• TASK STATEMENT: Show only lines that include "energiei".
(begin)
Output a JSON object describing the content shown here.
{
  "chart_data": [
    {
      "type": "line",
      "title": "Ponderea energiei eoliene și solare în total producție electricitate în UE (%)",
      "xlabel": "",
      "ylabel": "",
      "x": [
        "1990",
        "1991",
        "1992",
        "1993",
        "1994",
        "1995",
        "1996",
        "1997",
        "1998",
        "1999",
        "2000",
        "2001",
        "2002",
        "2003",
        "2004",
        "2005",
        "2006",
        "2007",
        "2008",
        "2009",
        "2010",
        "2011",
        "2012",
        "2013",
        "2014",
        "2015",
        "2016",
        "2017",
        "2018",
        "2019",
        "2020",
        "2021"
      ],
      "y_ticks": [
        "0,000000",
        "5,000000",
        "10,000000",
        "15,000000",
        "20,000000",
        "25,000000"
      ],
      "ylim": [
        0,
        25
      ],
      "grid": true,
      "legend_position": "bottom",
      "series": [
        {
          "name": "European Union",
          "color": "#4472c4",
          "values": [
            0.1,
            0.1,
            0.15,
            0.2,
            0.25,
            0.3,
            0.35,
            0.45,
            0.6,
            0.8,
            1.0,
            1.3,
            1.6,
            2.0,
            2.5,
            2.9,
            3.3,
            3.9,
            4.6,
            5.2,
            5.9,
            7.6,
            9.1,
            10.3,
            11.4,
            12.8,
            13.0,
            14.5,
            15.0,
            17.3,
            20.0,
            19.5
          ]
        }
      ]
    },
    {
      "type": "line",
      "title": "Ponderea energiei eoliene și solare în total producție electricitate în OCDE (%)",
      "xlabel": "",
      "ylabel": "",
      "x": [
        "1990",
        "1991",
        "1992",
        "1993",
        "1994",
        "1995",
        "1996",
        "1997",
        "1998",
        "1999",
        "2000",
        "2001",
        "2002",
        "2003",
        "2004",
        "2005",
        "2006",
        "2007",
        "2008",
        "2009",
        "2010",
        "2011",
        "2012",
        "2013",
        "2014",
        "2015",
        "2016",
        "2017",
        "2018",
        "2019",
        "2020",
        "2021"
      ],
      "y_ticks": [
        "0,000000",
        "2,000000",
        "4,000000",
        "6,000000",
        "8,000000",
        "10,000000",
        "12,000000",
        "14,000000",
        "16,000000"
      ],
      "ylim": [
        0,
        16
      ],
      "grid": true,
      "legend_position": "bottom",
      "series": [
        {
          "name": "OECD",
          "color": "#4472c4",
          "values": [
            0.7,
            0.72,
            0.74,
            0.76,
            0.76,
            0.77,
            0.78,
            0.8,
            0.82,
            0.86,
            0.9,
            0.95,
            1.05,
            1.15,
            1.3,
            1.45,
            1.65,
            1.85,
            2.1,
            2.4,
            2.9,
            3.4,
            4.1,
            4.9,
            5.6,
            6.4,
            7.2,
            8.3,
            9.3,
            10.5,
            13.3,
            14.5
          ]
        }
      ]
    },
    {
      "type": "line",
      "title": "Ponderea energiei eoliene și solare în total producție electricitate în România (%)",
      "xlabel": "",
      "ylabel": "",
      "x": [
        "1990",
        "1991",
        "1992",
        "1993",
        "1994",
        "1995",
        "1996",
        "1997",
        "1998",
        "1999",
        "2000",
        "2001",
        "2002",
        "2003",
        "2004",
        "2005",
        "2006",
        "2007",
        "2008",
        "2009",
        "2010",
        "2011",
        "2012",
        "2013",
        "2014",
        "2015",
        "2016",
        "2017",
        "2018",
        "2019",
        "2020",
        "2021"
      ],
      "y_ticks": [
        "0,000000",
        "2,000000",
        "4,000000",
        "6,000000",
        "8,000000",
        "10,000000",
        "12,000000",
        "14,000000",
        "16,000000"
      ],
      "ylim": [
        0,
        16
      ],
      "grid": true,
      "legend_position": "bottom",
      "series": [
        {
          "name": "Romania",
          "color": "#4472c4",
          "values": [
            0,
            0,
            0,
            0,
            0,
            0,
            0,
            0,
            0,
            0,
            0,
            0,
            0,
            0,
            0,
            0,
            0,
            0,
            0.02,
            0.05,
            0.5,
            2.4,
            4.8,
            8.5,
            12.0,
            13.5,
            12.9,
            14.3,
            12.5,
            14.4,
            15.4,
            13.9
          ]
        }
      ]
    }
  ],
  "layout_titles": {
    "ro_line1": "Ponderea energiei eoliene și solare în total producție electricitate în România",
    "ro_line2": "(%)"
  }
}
(end)
• RESULT FOR THIS EXERCISE:
      "title": "Ponderea energiei eoliene și solare în total producție electricitate în UE (%)",
      "title": "Ponderea energiei eoliene și solare în total producție electricitate în OCDE (%)",
      "title": "Ponderea energiei eoliene și solare în total producție electricitate în România (%)",
    "ro_line1": "Ponderea energiei eoliene și solare în total producție electricitate în România",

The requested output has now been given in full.